◆ **Requirements**: Wherever the string "including" appears in the listing, copy that line.

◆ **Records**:
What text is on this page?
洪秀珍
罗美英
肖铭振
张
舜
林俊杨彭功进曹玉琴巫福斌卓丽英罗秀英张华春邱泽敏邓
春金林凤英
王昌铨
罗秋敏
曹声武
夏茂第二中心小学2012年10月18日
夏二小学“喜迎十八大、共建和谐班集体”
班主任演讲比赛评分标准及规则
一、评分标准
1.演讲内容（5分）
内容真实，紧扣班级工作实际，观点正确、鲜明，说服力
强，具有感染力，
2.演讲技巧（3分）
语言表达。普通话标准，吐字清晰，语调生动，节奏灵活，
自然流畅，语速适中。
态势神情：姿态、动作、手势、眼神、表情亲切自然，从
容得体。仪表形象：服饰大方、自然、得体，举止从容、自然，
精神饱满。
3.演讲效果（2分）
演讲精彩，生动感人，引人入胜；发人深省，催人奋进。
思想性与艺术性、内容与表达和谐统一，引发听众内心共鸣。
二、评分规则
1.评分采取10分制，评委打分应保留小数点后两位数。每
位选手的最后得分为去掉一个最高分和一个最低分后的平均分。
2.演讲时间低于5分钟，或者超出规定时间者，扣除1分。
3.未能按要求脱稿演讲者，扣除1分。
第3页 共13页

==

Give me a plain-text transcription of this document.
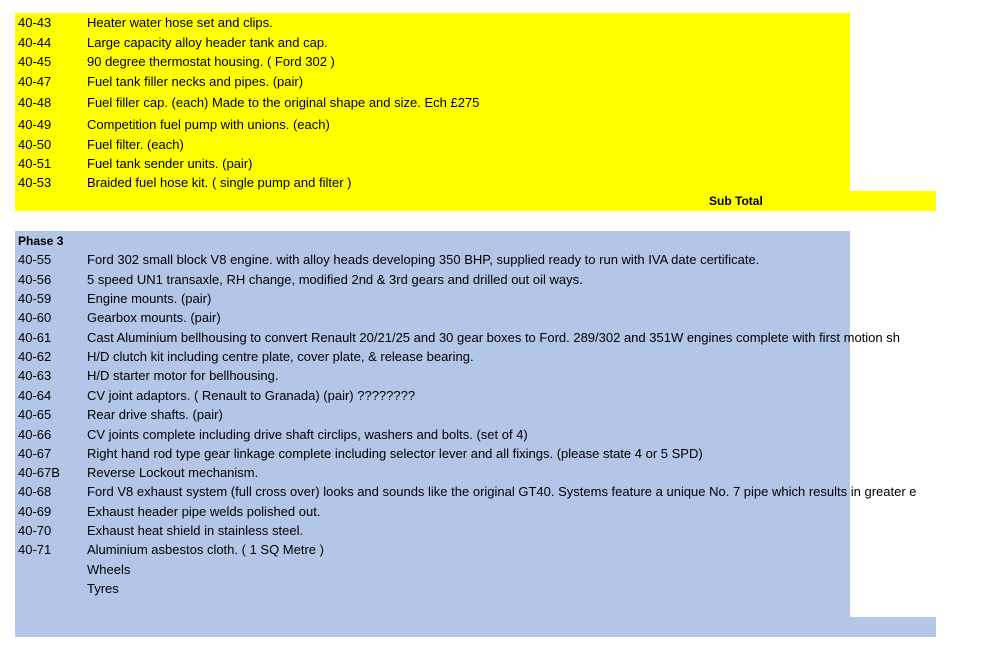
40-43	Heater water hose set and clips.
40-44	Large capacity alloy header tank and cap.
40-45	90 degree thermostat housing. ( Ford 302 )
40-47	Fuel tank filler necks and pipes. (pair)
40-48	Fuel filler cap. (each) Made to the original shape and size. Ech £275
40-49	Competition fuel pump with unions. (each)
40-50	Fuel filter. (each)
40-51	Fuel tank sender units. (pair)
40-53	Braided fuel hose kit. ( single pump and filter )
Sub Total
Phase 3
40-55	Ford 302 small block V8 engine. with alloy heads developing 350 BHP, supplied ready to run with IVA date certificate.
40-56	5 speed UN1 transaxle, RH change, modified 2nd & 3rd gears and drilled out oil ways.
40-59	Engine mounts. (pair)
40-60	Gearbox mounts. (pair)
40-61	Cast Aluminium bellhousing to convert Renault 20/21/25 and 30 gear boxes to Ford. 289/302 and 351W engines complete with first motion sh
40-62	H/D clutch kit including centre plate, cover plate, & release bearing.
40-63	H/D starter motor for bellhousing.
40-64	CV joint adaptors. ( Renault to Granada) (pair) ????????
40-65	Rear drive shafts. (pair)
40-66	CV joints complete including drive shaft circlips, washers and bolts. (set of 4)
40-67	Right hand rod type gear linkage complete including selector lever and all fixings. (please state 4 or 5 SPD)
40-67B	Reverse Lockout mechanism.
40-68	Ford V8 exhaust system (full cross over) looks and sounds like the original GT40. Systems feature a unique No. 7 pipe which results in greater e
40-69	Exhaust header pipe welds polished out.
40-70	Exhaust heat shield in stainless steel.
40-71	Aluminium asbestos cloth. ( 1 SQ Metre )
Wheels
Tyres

◆ **Response to this exercise**:
40-62	H/D clutch kit including centre plate, cover plate, & release bearing.
40-66	CV joints complete including drive shaft circlips, washers and bolts. (set of 4)
40-67	Right hand rod type gear linkage complete including selector lever and all fixings. (please state 4 or 5 SPD)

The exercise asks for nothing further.